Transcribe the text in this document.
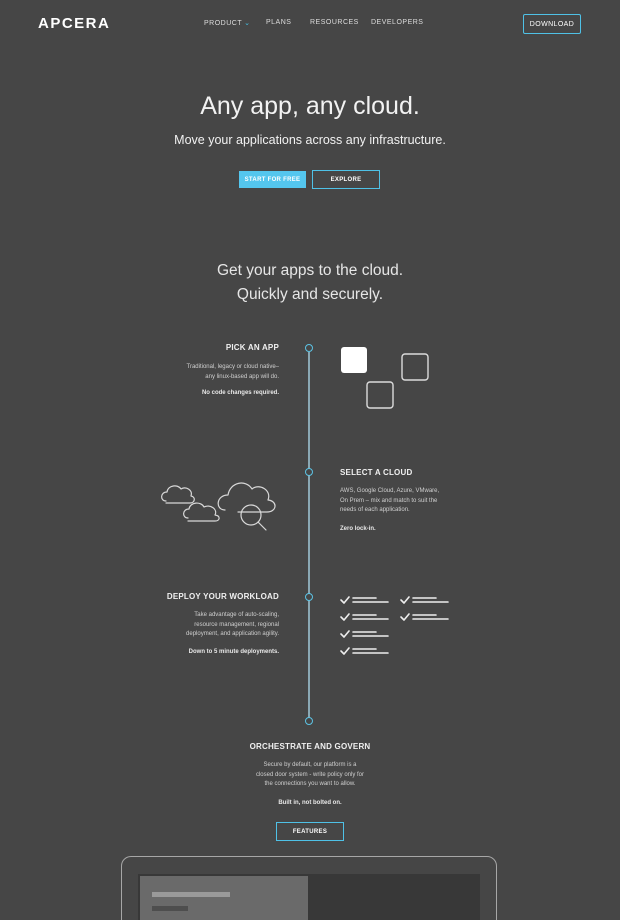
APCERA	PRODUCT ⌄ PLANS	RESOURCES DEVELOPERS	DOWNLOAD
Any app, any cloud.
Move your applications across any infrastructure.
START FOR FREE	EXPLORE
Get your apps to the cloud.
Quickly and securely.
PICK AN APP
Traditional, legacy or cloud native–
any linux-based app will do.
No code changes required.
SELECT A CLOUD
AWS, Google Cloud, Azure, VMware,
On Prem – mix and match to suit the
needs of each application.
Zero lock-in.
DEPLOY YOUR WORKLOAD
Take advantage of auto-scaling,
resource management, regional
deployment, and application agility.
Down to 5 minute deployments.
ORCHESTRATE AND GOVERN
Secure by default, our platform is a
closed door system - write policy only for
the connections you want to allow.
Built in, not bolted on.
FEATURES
-*-*-
- **Problem details**: Make a verbatim copy of all the entries and strip out the pictures.

- **The reply**:
Transcribe the text in this document.
APCERA	PRODUCT ⌄ PLANS	RESOURCES DEVELOPERS	DOWNLOAD
Any app, any cloud.
Move your applications across any infrastructure.
START FOR FREE	EXPLORE
Get your apps to the cloud.
Quickly and securely.
PICK AN APP
Traditional, legacy or cloud native–
any linux-based app will do.
No code changes required.
SELECT A CLOUD
AWS, Google Cloud, Azure, VMware,
On Prem – mix and match to suit the
needs of each application.
Zero lock-in.
DEPLOY YOUR WORKLOAD
Take advantage of auto-scaling,
resource management, regional
deployment, and application agility.
Down to 5 minute deployments.
ORCHESTRATE AND GOVERN
Secure by default, our platform is a
closed door system - write policy only for
the connections you want to allow.
Built in, not bolted on.
FEATURES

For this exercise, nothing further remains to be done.